# Short task 1
Extract the passage of the patent text from "FIG. 2 schematically" to "the present invention.".
# Short task 2
In the patent text, what is removed by peeling after the reflective protective overcoat is laminated onto the imaged transparency?

In view of the description provided herein, it is one object of the present invention to provide means by which both a durable layer and a reflection layer may be transferred from a carrier web onto a transparent imaged receiving unit such that the image surface of the receiving unit is protected and secured, and such that the image on the receiving unit may be viewed as a reflected image by means of the reflective background provided by the reflection layer.

It is another object of the present invention to provide means by which a reflective protective overcoat may be carried on a carrier web, the overcoat and carrier web conveyed into substantial interfacial association with an imaged transparency, laminated one onto another, and the carrier web removed by peeling, whereby substantially all of the overlying reflective protective overcoat subjected to the heat and pressure of lamination are retained on the imaged transparency.

It is another object of the present invention to provide an imaged transparency resultant of a thermal transfer process having thereon superposed a durable protective layer and a reflective layer.

For a fuller understanding of these and other objects of the invention, reference should be had to the following description taken in conjunction with the accompanying drawings.

BRIEF DESCRIPTION OF THE DRAWINGS

FIG. 1 of the accompanying drawings schematically illustrates in section a thermal imaging medium embodiment of the type described in the International Patent Application No. PCT/US87/03249 (Publication No. WO 88/04237).

FIG. 2 schematically illustrates the thermal imaging medium shown in FIG. 1 after imagewise exposure as first and second transparent elements thereof are being separated to form a pair of complementary binary images.

FIG. 3 schematically illustrates one of the binary images (i.e., an imaged transparency) shown in FIG. 2 and a laminar transfer sheet carrying therein a reflective protective overcoat useful in the process of the present invention.

# Dataset items
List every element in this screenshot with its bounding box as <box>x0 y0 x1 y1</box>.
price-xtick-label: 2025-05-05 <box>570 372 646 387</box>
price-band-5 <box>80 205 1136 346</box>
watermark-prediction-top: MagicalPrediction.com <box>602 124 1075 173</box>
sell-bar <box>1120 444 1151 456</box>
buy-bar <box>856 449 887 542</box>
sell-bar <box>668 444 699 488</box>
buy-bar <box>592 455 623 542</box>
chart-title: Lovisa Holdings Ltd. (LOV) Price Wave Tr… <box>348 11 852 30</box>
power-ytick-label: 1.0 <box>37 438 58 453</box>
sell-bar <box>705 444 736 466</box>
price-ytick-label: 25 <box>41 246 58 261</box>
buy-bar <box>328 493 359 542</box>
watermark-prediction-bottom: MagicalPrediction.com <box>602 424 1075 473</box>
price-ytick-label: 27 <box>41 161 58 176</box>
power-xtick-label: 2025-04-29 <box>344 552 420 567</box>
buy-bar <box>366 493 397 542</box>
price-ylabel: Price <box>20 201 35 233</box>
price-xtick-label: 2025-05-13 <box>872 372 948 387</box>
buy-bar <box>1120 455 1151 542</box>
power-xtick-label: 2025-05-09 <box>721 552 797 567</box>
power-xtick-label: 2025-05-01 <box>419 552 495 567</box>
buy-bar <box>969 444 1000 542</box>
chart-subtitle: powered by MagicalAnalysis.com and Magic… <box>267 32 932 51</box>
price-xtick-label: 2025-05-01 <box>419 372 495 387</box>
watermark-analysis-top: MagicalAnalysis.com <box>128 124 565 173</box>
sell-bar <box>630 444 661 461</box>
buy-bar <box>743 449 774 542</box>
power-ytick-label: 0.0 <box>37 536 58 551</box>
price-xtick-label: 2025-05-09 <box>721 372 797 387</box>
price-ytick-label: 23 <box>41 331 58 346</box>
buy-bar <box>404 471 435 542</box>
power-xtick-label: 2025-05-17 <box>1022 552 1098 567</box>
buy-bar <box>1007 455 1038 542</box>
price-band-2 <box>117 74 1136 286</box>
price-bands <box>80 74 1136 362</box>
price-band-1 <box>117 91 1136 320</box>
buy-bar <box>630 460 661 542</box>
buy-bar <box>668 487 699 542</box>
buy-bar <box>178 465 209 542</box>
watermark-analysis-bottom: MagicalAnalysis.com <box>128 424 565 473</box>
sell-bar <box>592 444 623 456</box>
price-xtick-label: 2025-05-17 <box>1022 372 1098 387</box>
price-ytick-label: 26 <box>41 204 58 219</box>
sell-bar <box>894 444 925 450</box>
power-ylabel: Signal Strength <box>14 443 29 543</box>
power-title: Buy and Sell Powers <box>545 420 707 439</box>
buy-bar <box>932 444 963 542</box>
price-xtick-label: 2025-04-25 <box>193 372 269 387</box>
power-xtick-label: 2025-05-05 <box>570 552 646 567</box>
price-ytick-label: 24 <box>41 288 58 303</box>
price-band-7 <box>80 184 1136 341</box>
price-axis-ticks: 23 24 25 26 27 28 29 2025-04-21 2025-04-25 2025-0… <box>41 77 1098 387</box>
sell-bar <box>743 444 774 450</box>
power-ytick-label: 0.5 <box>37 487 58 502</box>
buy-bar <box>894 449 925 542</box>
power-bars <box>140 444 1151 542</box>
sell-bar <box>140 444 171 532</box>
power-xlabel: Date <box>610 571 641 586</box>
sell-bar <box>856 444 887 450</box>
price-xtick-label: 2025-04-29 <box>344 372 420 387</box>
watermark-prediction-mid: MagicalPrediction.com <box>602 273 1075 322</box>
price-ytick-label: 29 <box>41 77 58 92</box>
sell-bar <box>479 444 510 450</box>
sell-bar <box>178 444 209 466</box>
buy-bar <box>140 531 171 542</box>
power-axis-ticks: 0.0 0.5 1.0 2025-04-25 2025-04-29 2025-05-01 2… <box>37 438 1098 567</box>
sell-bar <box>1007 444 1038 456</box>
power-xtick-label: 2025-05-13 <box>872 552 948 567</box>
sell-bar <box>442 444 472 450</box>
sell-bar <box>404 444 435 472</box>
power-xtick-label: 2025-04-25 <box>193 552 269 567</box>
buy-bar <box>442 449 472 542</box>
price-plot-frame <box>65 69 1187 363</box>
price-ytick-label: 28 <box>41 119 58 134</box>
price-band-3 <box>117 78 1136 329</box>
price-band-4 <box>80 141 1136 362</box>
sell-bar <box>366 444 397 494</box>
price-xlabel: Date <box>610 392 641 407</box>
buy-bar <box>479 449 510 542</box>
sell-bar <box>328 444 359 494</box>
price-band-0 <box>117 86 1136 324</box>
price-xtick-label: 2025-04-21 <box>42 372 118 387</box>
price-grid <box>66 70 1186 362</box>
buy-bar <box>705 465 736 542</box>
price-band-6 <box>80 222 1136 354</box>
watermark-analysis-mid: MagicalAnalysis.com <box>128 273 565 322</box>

# Exercise response 1
FIG. 2 schematically illustrates the thermal imaging medium shown in FIG. 1 after imagewise exposure as first and second transparent elements thereof are being separated to form a pair of complementary binary images.

FIG. 3 schematically illustrates one of the binary images (i.e., an imaged transparency) shown in FIG. 2 and a laminar transfer sheet carrying therein a reflective protective overcoat useful in the process of the present invention.

# Exercise response 2
The carrier web.